Look through the data below. Pick out the lines holding the string "Josette".
*** GIVEN RECORDS Section Begins ***
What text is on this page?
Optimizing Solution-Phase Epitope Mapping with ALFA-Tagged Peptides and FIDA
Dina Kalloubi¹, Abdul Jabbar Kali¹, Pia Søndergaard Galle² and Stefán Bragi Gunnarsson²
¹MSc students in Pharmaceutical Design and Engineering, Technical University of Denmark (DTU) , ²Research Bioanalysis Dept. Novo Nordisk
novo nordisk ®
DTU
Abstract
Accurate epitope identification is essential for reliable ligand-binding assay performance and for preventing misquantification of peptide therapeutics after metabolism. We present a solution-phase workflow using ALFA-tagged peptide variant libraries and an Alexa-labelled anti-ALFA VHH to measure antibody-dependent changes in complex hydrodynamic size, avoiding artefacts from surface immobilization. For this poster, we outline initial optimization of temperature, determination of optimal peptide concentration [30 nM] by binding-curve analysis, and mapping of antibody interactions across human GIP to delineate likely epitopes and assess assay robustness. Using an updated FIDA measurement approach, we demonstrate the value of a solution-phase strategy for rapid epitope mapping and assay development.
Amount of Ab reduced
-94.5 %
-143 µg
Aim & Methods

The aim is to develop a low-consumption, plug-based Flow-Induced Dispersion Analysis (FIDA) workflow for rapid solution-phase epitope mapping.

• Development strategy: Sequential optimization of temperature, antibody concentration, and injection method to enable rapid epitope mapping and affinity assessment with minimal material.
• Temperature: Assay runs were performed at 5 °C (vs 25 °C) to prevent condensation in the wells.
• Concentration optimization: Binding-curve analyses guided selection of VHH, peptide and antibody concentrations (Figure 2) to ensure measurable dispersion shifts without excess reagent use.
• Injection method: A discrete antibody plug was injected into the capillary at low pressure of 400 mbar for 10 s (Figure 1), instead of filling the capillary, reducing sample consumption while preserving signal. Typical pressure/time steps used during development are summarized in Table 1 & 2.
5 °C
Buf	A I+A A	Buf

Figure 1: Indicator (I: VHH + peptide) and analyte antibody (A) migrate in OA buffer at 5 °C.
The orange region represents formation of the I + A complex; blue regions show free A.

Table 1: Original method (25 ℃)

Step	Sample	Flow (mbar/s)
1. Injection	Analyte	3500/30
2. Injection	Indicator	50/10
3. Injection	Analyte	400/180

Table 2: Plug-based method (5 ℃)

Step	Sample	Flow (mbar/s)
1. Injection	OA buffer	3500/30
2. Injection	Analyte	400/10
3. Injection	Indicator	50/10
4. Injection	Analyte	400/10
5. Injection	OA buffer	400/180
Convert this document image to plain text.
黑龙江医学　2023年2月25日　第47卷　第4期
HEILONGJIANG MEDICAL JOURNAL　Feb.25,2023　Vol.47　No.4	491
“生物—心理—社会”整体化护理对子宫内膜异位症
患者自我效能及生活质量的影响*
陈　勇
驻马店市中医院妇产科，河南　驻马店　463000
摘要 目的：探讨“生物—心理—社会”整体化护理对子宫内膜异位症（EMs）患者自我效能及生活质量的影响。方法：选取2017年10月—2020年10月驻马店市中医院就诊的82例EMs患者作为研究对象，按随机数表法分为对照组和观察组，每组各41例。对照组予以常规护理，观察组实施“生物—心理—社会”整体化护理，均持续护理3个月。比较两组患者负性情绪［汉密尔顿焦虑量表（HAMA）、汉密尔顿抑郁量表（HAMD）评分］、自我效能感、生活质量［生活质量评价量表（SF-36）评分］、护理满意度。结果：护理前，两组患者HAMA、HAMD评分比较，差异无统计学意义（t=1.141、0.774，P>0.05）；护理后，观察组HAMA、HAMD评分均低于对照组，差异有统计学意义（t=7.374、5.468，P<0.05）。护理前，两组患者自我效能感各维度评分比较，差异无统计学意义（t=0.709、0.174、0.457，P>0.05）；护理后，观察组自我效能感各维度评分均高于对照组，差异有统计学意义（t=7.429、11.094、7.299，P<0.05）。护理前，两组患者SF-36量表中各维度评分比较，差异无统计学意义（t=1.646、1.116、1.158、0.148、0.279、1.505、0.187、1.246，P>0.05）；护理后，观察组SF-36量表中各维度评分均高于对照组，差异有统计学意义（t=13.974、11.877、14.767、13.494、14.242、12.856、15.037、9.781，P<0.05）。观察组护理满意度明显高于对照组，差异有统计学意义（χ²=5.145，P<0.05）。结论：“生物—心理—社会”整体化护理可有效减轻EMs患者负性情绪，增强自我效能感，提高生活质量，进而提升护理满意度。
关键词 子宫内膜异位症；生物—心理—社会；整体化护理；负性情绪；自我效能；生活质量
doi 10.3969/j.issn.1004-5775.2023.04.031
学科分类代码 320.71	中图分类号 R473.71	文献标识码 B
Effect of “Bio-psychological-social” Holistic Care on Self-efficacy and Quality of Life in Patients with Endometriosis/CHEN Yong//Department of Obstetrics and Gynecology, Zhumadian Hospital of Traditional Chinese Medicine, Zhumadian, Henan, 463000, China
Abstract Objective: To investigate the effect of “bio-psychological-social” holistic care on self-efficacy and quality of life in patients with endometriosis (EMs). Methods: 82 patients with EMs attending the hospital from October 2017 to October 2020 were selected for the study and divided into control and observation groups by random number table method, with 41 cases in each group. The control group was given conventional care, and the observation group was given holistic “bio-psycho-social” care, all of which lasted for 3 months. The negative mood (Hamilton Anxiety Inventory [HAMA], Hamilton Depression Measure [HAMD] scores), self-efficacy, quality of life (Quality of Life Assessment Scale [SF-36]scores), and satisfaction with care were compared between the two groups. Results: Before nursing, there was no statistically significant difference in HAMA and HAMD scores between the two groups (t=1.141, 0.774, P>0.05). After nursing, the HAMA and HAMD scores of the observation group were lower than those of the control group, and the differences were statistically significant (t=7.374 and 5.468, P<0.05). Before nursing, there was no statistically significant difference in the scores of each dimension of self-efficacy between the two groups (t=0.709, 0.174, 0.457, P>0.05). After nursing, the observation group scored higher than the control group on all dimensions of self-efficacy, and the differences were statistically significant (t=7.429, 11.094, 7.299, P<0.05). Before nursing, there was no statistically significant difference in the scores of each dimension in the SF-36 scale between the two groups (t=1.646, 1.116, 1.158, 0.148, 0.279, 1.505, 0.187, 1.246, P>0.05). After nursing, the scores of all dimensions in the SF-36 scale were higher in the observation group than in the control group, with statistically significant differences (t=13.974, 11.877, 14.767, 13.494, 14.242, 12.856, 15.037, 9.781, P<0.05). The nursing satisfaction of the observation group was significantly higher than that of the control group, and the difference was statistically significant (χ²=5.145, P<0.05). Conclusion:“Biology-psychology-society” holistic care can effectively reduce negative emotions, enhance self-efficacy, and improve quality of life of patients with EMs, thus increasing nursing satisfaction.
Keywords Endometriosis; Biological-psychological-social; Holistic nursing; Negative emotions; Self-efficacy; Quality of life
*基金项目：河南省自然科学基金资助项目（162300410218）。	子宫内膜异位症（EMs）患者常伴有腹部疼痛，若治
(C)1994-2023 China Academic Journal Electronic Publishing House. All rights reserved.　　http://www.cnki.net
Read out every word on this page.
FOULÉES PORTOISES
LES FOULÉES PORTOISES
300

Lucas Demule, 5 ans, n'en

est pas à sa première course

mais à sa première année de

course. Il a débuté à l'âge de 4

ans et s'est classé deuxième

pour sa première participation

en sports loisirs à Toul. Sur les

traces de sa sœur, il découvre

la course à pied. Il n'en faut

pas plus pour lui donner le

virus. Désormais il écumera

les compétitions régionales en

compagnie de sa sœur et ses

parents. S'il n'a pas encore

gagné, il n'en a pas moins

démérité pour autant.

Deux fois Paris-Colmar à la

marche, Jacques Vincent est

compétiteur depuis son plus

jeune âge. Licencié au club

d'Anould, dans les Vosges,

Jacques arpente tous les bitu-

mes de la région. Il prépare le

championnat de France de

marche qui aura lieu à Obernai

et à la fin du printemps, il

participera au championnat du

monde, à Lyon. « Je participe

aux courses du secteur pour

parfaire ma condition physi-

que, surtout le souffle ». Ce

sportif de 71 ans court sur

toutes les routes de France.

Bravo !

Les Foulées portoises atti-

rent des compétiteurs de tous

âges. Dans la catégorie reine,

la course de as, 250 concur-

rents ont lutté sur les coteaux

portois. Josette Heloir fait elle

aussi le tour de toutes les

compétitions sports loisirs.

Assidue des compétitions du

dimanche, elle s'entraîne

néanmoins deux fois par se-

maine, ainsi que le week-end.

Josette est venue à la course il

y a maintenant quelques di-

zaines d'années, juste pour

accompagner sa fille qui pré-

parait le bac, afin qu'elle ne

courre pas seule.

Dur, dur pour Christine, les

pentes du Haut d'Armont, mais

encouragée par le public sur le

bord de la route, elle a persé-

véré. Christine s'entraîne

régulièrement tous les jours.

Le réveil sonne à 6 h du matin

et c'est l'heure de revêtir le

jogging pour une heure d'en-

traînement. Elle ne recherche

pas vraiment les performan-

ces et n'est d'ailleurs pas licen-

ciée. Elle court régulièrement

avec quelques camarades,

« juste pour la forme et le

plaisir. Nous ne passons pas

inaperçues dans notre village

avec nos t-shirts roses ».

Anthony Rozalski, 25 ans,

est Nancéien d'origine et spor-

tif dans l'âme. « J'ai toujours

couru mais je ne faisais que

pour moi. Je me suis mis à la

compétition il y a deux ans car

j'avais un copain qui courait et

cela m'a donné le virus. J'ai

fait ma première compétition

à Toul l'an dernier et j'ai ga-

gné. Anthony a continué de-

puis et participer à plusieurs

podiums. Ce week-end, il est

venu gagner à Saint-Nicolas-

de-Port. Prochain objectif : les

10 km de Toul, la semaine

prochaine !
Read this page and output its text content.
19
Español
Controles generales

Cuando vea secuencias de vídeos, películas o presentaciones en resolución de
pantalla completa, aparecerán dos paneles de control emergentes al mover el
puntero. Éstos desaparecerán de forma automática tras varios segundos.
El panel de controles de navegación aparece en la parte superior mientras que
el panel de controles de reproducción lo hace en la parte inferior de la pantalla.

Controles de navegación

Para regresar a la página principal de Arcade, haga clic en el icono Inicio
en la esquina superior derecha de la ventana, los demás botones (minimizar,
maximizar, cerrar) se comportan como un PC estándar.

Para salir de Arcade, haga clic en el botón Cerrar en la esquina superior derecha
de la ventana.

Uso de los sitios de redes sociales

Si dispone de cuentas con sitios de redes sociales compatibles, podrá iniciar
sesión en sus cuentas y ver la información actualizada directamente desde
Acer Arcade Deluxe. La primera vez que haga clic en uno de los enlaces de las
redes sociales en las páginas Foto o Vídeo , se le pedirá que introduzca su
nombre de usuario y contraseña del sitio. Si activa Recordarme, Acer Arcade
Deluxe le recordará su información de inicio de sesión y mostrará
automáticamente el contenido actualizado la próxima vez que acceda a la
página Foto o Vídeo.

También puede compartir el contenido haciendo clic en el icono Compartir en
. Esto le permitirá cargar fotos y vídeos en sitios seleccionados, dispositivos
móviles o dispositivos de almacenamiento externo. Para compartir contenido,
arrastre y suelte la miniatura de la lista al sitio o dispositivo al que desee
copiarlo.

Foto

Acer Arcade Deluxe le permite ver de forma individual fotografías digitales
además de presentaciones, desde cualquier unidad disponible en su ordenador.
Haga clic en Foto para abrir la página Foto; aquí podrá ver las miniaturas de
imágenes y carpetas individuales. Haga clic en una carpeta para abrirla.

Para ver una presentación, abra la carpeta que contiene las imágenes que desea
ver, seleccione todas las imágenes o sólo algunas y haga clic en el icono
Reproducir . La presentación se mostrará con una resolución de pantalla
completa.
*** GIVEN RECORDS Section Ends ***
** COMPLETED TASK **
portois. Josette Heloir fait elle
Josette est venue à la course il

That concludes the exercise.